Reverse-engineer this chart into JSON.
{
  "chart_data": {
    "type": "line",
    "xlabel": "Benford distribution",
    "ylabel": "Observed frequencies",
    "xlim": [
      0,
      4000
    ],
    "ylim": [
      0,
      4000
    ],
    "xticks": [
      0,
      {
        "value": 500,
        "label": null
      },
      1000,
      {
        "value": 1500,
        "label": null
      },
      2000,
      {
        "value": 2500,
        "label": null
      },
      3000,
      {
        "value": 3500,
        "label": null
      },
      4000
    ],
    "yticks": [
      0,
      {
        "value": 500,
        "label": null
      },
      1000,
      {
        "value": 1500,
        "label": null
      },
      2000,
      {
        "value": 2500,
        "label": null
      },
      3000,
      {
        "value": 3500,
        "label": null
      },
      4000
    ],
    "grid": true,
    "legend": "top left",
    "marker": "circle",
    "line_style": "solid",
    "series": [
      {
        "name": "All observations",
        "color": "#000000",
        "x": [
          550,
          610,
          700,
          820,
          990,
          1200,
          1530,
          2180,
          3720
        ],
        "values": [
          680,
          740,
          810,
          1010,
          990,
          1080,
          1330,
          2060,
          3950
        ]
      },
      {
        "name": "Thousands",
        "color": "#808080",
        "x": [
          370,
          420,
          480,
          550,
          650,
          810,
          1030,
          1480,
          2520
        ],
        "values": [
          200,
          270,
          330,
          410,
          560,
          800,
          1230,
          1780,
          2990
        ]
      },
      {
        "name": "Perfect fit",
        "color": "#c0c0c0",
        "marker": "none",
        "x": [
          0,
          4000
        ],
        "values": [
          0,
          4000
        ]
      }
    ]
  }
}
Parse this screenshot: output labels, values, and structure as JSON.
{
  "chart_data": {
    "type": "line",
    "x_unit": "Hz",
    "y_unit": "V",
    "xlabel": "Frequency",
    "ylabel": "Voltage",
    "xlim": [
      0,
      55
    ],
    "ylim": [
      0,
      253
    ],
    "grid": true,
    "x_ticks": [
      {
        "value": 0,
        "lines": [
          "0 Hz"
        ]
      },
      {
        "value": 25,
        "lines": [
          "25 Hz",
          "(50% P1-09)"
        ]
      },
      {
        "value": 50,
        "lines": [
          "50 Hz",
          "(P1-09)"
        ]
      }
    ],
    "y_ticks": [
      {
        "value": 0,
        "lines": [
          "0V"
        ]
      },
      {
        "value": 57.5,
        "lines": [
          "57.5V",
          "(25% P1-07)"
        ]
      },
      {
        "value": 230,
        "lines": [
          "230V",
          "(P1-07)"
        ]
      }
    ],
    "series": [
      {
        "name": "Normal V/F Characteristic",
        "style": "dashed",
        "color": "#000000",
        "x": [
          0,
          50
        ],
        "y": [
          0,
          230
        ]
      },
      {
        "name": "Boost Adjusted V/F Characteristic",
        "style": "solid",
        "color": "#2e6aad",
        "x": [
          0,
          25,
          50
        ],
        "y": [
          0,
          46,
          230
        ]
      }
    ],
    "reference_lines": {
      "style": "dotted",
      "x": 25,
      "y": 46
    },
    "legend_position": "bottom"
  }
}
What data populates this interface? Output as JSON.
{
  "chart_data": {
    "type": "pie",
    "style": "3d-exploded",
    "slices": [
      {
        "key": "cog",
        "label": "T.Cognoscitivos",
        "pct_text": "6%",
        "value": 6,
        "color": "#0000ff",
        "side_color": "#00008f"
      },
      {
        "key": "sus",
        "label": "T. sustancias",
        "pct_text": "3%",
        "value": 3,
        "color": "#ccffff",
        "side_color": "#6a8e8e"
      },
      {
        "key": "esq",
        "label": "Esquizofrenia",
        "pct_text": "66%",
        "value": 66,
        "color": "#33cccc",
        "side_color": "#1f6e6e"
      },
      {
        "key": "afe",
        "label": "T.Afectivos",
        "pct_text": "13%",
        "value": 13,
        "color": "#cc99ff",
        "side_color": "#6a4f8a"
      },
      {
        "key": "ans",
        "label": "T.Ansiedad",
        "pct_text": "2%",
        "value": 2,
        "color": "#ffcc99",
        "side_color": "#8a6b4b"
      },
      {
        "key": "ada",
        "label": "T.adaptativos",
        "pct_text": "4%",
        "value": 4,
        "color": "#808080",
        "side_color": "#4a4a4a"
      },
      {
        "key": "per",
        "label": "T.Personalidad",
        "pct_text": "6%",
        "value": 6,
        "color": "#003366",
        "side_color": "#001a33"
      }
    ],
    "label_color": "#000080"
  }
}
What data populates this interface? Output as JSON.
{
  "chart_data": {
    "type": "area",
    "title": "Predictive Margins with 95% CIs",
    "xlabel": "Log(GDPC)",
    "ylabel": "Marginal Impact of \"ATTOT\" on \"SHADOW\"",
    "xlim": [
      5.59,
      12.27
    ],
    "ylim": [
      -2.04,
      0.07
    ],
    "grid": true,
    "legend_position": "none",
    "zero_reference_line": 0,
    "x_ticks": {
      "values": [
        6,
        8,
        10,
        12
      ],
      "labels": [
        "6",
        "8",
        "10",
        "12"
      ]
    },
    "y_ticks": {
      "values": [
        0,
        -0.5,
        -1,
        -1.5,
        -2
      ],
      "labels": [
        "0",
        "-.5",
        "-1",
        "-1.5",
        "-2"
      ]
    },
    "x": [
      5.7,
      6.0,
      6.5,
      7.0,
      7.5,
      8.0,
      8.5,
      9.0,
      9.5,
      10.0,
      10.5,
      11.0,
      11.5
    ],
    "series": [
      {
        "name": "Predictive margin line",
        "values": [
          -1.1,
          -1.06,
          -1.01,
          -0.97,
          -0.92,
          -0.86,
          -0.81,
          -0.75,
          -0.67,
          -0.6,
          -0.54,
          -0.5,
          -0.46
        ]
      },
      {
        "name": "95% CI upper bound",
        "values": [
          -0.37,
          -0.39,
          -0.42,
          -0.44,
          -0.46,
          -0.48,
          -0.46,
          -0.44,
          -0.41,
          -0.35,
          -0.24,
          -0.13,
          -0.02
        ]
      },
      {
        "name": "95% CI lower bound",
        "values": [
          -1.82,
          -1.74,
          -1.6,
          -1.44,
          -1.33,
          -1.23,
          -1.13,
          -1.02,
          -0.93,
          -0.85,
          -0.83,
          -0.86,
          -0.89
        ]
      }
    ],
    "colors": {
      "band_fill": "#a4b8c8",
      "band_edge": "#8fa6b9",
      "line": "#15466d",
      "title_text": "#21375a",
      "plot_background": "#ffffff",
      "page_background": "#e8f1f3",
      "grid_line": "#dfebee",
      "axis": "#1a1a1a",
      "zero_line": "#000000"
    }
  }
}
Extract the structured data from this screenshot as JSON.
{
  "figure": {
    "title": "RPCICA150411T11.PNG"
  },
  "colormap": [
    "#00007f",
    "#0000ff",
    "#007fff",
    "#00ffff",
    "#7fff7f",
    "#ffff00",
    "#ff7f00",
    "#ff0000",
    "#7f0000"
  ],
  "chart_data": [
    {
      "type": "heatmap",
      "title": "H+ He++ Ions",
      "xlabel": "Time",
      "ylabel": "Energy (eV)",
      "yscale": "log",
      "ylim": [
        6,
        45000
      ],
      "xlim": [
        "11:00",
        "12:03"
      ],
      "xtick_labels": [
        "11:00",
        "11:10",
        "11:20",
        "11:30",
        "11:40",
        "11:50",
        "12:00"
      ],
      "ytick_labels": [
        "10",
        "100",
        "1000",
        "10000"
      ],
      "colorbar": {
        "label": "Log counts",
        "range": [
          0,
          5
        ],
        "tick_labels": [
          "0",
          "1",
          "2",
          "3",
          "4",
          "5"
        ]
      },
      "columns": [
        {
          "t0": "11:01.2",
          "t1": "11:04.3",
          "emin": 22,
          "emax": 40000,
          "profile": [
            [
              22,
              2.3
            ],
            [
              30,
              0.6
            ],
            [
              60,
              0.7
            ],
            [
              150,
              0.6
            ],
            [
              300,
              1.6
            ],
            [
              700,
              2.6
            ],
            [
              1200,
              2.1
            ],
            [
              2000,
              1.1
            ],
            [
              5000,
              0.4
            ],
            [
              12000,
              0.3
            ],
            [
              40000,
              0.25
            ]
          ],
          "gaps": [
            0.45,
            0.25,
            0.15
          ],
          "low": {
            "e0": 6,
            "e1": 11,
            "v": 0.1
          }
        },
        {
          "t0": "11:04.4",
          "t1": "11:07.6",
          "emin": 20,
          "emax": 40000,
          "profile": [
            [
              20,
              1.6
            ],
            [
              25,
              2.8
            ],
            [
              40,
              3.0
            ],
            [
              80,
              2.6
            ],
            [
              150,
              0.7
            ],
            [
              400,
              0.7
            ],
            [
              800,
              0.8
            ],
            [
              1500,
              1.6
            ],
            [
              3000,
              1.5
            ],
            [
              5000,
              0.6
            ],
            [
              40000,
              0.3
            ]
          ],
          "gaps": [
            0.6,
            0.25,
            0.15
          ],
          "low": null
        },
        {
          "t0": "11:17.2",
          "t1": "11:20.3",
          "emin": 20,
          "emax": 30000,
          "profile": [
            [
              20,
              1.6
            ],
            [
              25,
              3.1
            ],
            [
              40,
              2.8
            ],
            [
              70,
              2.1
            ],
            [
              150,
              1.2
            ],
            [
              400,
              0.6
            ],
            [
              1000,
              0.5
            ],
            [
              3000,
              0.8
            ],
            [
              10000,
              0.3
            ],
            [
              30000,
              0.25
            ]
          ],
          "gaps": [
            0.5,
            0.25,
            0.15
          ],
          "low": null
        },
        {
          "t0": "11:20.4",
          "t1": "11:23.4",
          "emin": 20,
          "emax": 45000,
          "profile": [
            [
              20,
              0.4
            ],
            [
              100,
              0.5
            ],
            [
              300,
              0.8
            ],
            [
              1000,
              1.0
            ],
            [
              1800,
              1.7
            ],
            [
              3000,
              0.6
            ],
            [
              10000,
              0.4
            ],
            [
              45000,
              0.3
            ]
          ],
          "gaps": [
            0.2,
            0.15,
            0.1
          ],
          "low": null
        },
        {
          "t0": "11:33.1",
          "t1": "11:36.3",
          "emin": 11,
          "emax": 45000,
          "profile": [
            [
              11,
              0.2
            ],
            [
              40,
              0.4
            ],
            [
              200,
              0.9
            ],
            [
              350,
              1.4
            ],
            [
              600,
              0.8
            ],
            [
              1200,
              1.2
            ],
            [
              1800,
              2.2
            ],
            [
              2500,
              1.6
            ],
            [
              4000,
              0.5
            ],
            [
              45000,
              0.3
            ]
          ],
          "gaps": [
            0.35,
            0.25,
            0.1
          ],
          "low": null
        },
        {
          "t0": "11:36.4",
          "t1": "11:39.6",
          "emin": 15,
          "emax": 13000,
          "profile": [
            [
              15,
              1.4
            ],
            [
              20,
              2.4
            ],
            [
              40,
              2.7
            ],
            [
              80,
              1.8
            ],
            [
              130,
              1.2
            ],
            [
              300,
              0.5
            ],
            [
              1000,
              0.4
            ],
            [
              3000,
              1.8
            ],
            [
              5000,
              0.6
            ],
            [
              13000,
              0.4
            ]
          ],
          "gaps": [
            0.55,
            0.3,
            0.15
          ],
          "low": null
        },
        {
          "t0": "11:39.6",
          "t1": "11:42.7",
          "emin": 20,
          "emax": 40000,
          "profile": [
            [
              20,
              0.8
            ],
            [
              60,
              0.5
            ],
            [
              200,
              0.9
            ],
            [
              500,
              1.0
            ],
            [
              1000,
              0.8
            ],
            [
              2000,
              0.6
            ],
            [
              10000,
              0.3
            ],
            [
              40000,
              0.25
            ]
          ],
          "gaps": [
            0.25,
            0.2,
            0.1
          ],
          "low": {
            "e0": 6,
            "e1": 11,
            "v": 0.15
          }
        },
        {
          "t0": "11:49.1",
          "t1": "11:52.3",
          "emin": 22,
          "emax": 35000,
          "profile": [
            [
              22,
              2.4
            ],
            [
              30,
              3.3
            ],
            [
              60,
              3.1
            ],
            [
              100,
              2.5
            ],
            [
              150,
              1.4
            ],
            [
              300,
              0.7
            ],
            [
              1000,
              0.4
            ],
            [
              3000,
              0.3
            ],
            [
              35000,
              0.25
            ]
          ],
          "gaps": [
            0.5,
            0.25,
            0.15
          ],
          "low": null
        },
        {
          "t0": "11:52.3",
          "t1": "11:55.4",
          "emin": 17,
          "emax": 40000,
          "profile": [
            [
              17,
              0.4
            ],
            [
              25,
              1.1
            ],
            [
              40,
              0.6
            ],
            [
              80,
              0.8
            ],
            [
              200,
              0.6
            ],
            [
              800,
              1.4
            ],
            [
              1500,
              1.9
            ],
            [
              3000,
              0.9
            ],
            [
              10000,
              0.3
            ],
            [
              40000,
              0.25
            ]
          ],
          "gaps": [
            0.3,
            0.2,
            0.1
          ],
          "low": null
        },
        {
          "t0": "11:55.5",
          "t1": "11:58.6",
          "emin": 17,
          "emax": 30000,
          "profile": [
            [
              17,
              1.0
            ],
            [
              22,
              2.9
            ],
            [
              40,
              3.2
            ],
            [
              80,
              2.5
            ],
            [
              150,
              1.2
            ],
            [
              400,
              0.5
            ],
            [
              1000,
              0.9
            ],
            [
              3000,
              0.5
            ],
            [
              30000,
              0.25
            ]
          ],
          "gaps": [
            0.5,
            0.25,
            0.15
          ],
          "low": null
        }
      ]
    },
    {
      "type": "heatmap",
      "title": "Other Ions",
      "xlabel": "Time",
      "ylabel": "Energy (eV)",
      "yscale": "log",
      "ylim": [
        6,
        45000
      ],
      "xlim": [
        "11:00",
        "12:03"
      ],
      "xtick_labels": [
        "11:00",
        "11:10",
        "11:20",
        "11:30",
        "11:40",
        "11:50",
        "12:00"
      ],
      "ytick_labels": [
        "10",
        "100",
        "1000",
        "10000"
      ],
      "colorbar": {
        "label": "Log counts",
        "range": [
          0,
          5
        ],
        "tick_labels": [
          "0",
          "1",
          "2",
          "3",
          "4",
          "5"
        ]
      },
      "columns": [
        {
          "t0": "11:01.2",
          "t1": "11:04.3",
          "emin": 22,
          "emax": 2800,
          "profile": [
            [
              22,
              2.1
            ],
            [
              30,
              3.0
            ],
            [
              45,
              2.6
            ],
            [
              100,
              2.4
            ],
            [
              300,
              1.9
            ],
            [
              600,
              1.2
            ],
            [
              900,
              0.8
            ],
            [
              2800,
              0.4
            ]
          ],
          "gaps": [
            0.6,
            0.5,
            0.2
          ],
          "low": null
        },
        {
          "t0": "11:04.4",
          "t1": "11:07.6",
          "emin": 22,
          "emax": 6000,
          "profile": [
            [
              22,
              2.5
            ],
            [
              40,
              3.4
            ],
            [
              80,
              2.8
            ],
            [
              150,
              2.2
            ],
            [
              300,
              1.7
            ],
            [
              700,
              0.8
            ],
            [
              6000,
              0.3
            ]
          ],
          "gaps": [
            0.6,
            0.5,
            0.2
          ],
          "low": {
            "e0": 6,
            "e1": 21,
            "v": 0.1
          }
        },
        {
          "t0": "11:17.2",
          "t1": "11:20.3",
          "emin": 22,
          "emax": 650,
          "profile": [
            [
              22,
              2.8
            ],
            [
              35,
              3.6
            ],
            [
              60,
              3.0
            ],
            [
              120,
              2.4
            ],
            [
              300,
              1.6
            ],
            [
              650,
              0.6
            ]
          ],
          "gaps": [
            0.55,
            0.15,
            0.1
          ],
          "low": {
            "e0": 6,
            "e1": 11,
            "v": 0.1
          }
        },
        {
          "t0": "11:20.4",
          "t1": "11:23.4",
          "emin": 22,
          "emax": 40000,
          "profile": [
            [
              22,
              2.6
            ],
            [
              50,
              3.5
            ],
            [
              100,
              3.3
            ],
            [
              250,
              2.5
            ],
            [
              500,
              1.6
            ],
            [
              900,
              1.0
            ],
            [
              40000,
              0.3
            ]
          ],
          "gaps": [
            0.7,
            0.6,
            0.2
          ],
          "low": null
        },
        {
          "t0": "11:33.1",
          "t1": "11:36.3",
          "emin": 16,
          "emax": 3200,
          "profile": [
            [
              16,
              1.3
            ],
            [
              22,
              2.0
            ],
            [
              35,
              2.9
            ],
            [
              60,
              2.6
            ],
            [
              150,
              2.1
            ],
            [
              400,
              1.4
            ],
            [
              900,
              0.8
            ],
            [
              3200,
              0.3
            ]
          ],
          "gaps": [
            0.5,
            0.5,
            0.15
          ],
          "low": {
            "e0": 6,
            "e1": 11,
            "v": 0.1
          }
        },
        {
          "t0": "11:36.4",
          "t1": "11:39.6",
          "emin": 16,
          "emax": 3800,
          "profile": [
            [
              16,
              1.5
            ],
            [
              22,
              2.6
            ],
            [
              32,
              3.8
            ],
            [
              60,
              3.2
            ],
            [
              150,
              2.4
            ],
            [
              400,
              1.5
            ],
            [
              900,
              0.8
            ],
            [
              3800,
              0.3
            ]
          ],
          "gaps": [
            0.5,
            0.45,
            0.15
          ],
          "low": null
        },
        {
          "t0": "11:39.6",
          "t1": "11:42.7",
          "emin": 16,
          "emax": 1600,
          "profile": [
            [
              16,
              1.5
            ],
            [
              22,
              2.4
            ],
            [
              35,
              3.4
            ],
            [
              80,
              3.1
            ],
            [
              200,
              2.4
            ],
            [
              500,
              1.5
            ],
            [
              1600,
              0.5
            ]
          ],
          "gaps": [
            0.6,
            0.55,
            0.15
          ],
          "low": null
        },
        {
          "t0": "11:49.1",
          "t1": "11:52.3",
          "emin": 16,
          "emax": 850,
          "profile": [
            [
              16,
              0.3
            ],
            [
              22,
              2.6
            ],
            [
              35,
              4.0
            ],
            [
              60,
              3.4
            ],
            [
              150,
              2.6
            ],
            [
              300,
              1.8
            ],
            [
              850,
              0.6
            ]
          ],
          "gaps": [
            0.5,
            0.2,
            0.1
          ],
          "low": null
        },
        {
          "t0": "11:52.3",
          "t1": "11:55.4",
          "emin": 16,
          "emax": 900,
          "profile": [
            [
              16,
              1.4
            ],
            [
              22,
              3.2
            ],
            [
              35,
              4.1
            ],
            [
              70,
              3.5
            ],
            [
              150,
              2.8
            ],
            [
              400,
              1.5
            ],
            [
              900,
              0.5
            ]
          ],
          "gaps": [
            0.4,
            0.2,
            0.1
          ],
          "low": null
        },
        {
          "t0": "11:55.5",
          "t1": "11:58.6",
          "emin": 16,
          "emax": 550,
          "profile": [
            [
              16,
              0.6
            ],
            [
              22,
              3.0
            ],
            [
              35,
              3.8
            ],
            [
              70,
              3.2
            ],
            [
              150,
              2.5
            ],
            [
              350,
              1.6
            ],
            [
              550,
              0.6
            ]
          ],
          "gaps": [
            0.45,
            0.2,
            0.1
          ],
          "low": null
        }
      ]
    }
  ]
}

Challenge = Find each line holding "xlabel". Copy it out.

Complete response =
    "xlabel": "Benford distribution",
    "xlabel": "Frequency",
    "xlabel": "Log(GDPC)",
      "xlabel": "Time",
      "xlabel": "Time",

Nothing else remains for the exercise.